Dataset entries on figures
################
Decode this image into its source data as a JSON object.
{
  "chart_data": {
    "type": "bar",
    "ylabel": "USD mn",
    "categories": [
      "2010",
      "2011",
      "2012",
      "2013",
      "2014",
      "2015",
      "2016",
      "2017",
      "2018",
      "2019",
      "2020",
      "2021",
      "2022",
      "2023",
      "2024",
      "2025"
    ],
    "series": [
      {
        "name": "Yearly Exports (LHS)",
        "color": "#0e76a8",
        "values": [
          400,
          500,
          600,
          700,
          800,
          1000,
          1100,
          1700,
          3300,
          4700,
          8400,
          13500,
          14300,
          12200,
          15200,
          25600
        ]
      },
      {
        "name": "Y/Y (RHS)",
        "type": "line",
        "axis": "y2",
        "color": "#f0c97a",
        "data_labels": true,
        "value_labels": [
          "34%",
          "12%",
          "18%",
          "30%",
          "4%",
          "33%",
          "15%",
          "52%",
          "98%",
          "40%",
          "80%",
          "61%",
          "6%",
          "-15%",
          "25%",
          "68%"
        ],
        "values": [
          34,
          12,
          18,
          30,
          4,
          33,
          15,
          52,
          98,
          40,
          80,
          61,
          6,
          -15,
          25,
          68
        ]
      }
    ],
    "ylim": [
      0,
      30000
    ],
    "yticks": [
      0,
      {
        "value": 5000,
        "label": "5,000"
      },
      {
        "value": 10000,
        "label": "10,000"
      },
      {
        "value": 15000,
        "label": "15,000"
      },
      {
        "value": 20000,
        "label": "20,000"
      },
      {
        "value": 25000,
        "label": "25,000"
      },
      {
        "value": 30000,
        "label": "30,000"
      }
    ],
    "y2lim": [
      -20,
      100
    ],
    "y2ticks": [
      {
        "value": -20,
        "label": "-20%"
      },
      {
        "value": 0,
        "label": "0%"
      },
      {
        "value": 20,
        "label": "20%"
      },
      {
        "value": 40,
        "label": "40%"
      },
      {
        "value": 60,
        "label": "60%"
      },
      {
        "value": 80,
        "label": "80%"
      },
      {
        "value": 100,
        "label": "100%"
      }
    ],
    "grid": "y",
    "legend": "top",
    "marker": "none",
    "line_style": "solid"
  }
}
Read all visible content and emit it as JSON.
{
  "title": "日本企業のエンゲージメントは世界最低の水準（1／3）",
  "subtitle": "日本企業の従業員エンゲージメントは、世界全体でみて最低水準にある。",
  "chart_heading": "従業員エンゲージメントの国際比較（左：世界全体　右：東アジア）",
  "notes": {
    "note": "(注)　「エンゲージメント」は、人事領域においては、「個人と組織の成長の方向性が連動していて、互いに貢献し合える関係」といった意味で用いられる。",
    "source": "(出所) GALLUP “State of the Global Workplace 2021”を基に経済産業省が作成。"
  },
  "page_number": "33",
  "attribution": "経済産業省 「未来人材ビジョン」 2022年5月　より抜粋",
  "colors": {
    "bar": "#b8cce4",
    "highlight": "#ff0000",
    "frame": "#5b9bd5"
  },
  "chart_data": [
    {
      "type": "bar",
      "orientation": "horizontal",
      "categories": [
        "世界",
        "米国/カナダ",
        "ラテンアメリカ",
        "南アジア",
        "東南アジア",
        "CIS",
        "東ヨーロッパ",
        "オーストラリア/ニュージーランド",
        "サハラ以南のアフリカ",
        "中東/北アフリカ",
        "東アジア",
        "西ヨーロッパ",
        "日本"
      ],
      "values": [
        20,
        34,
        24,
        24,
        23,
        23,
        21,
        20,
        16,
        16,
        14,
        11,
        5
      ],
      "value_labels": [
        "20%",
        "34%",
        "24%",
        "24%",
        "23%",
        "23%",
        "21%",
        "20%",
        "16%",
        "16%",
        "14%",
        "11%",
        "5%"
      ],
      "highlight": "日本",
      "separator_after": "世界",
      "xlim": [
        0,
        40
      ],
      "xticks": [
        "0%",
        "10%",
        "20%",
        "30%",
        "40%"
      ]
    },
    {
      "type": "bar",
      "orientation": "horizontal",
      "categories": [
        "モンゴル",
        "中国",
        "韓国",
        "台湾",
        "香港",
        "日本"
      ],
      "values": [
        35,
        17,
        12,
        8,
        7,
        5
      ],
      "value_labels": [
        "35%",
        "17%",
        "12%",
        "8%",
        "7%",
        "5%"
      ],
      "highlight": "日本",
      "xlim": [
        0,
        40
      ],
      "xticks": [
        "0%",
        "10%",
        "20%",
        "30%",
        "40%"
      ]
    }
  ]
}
################
> **Written instruction**: Reproduce the complete data exactly as presented above.

> **Reply**:
Decode this image into its source data as a JSON object.
{
  "chart_data": {
    "type": "bar",
    "ylabel": "USD mn",
    "categories": [
      "2010",
      "2011",
      "2012",
      "2013",
      "2014",
      "2015",
      "2016",
      "2017",
      "2018",
      "2019",
      "2020",
      "2021",
      "2022",
      "2023",
      "2024",
      "2025"
    ],
    "series": [
      {
        "name": "Yearly Exports (LHS)",
        "color": "#0e76a8",
        "values": [
          400,
          500,
          600,
          700,
          800,
          1000,
          1100,
          1700,
          3300,
          4700,
          8400,
          13500,
          14300,
          12200,
          15200,
          25600
        ]
      },
      {
        "name": "Y/Y (RHS)",
        "type": "line",
        "axis": "y2",
        "color": "#f0c97a",
        "data_labels": true,
        "value_labels": [
          "34%",
          "12%",
          "18%",
          "30%",
          "4%",
          "33%",
          "15%",
          "52%",
          "98%",
          "40%",
          "80%",
          "61%",
          "6%",
          "-15%",
          "25%",
          "68%"
        ],
        "values": [
          34,
          12,
          18,
          30,
          4,
          33,
          15,
          52,
          98,
          40,
          80,
          61,
          6,
          -15,
          25,
          68
        ]
      }
    ],
    "ylim": [
      0,
      30000
    ],
    "yticks": [
      0,
      {
        "value": 5000,
        "label": "5,000"
      },
      {
        "value": 10000,
        "label": "10,000"
      },
      {
        "value": 15000,
        "label": "15,000"
      },
      {
        "value": 20000,
        "label": "20,000"
      },
      {
        "value": 25000,
        "label": "25,000"
      },
      {
        "value": 30000,
        "label": "30,000"
      }
    ],
    "y2lim": [
      -20,
      100
    ],
    "y2ticks": [
      {
        "value": -20,
        "label": "-20%"
      },
      {
        "value": 0,
        "label": "0%"
      },
      {
        "value": 20,
        "label": "20%"
      },
      {
        "value": 40,
        "label": "40%"
      },
      {
        "value": 60,
        "label": "60%"
      },
      {
        "value": 80,
        "label": "80%"
      },
      {
        "value": 100,
        "label": "100%"
      }
    ],
    "grid": "y",
    "legend": "top",
    "marker": "none",
    "line_style": "solid"
  }
}
Read all visible content and emit it as JSON.
{
  "title": "日本企業のエンゲージメントは世界最低の水準（1／3）",
  "subtitle": "日本企業の従業員エンゲージメントは、世界全体でみて最低水準にある。",
  "chart_heading": "従業員エンゲージメントの国際比較（左：世界全体　右：東アジア）",
  "notes": {
    "note": "(注)　「エンゲージメント」は、人事領域においては、「個人と組織の成長の方向性が連動していて、互いに貢献し合える関係」といった意味で用いられる。",
    "source": "(出所) GALLUP “State of the Global Workplace 2021”を基に経済産業省が作成。"
  },
  "page_number": "33",
  "attribution": "経済産業省 「未来人材ビジョン」 2022年5月　より抜粋",
  "colors": {
    "bar": "#b8cce4",
    "highlight": "#ff0000",
    "frame": "#5b9bd5"
  },
  "chart_data": [
    {
      "type": "bar",
      "orientation": "horizontal",
      "categories": [
        "世界",
        "米国/カナダ",
        "ラテンアメリカ",
        "南アジア",
        "東南アジア",
        "CIS",
        "東ヨーロッパ",
        "オーストラリア/ニュージーランド",
        "サハラ以南のアフリカ",
        "中東/北アフリカ",
        "東アジア",
        "西ヨーロッパ",
        "日本"
      ],
      "values": [
        20,
        34,
        24,
        24,
        23,
        23,
        21,
        20,
        16,
        16,
        14,
        11,
        5
      ],
      "value_labels": [
        "20%",
        "34%",
        "24%",
        "24%",
        "23%",
        "23%",
        "21%",
        "20%",
        "16%",
        "16%",
        "14%",
        "11%",
        "5%"
      ],
      "highlight": "日本",
      "separator_after": "世界",
      "xlim": [
        0,
        40
      ],
      "xticks": [
        "0%",
        "10%",
        "20%",
        "30%",
        "40%"
      ]
    },
    {
      "type": "bar",
      "orientation": "horizontal",
      "categories": [
        "モンゴル",
        "中国",
        "韓国",
        "台湾",
        "香港",
        "日本"
      ],
      "values": [
        35,
        17,
        12,
        8,
        7,
        5
      ],
      "value_labels": [
        "35%",
        "17%",
        "12%",
        "8%",
        "7%",
        "5%"
      ],
      "highlight": "日本",
      "xlim": [
        0,
        40
      ],
      "xticks": [
        "0%",
        "10%",
        "20%",
        "30%",
        "40%"
      ]
    }
  ]
}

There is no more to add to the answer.